What this task involves — Copy each line of the entries beneath that contains the word "Liczba".

§ §

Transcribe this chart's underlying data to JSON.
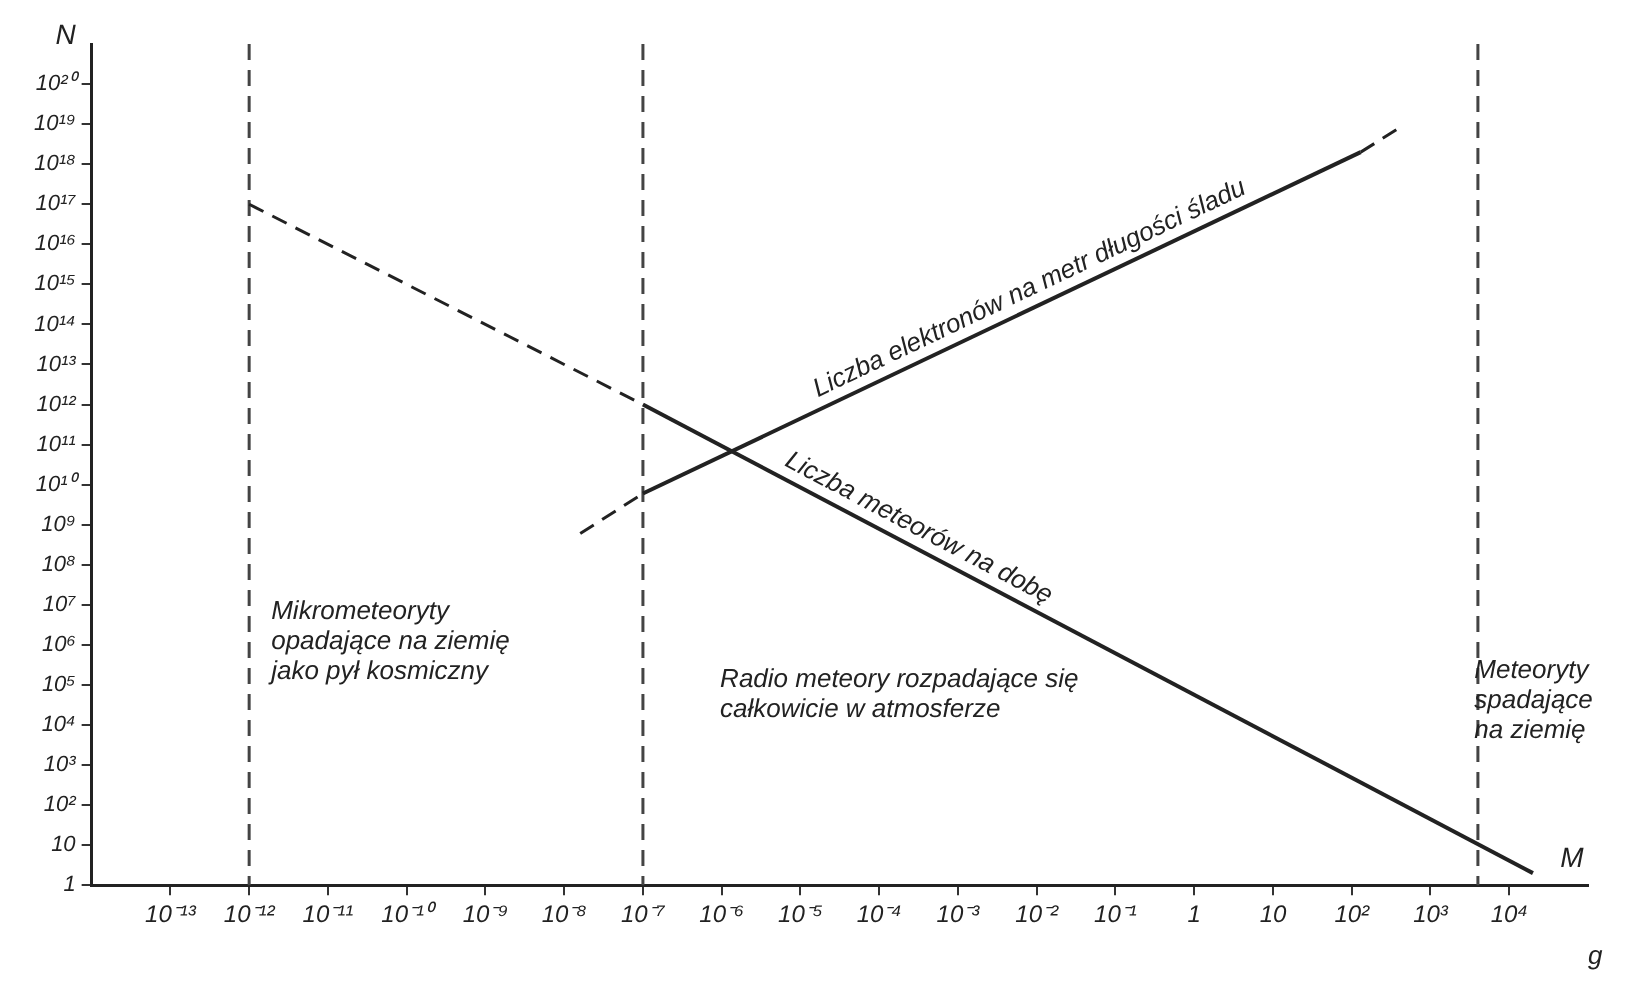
{
  "chart_data": {
    "type": "line",
    "xlabel": "M",
    "ylabel": "N",
    "log": "xy",
    "grid": false,
    "legend": false,
    "marker": "none",
    "xlim": [
      1e-14,
      100000.0
    ],
    "ylim": [
      1,
      1e+21
    ],
    "xticks": [
      {
        "value": 1e-13,
        "label": "10⁻¹³"
      },
      {
        "value": 1e-12,
        "label": "10⁻¹²"
      },
      {
        "value": 1e-11,
        "label": "10⁻¹¹"
      },
      {
        "value": 1e-10,
        "label": "10⁻¹⁰"
      },
      {
        "value": 1e-09,
        "label": "10⁻⁹"
      },
      {
        "value": 1e-08,
        "label": "10⁻⁸"
      },
      {
        "value": 1e-07,
        "label": "10⁻⁷"
      },
      {
        "value": 1e-06,
        "label": "10⁻⁶"
      },
      {
        "value": 1e-05,
        "label": "10⁻⁵"
      },
      {
        "value": 0.0001,
        "label": "10⁻⁴"
      },
      {
        "value": 0.001,
        "label": "10⁻³"
      },
      {
        "value": 0.01,
        "label": "10⁻²"
      },
      {
        "value": 0.1,
        "label": "10⁻¹"
      },
      1,
      10,
      {
        "value": 100,
        "label": "10²"
      },
      {
        "value": 1000,
        "label": "10³"
      },
      {
        "value": 10000,
        "label": "10⁴"
      }
    ],
    "yticks": [
      1,
      10,
      {
        "value": 100.0,
        "label": "10²"
      },
      {
        "value": 1000.0,
        "label": "10³"
      },
      {
        "value": 10000.0,
        "label": "10⁴"
      },
      {
        "value": 100000.0,
        "label": "10⁵"
      },
      {
        "value": 1000000.0,
        "label": "10⁶"
      },
      {
        "value": 10000000.0,
        "label": "10⁷"
      },
      {
        "value": 100000000.0,
        "label": "10⁸"
      },
      {
        "value": 1000000000.0,
        "label": "10⁹"
      },
      {
        "value": 10000000000.0,
        "label": "10¹⁰"
      },
      {
        "value": 100000000000.0,
        "label": "10¹¹"
      },
      {
        "value": 1000000000000.0,
        "label": "10¹²"
      },
      {
        "value": 10000000000000.0,
        "label": "10¹³"
      },
      {
        "value": 100000000000000.0,
        "label": "10¹⁴"
      },
      {
        "value": 1000000000000000.0,
        "label": "10¹⁵"
      },
      {
        "value": 1e+16,
        "label": "10¹⁶"
      },
      {
        "value": 1e+17,
        "label": "10¹⁷"
      },
      {
        "value": 1e+18,
        "label": "10¹⁸"
      },
      {
        "value": 1e+19,
        "label": "10¹⁹"
      },
      {
        "value": 1e+20,
        "label": "10²⁰"
      }
    ],
    "series": [
      {
        "line_style": "dashed",
        "color": "#222222",
        "x": [
          1e-12,
          1e-07
        ],
        "values": [
          1e+17,
          1000000000000.0
        ]
      },
      {
        "name": "Liczba meteorów na dobę",
        "line_style": "solid",
        "color": "#222222",
        "x": [
          1e-07,
          20000.0
        ],
        "values": [
          1000000000000.0,
          2
        ]
      },
      {
        "line_style": "dashed",
        "color": "#222222",
        "x": [
          1.6e-08,
          1e-07
        ],
        "values": [
          600000000.0,
          6000000000.0
        ]
      },
      {
        "name": "Liczba elektronów na metr długości śladu",
        "line_style": "solid",
        "color": "#222222",
        "x": [
          1e-07,
          130
        ],
        "values": [
          6000000000.0,
          2e+18
        ]
      },
      {
        "line_style": "dashed",
        "color": "#222222",
        "x": [
          130,
          400
        ],
        "values": [
          2e+18,
          8e+18
        ]
      }
    ],
    "ref_lines": [
      {
        "axis": "x",
        "value": 1e-12,
        "line_style": "dashed",
        "color": "#444444"
      },
      {
        "axis": "x",
        "value": 1e-07,
        "line_style": "dashed",
        "color": "#444444"
      },
      {
        "axis": "x",
        "value": 4000,
        "line_style": "dashed",
        "color": "#444444"
      }
    ],
    "annotations": [
      "Mikrometeoryty opadające na ziemię jako pył kosmiczny",
      "Radio meteory rozpadające się całkowicie w atmosferze",
      "Meteoryty spadające na ziemię",
      "g"
    ]
  }
}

§ §

Written answer —
        "name": "Liczba meteorów na dobę",
        "name": "Liczba elektronów na metr długości śladu",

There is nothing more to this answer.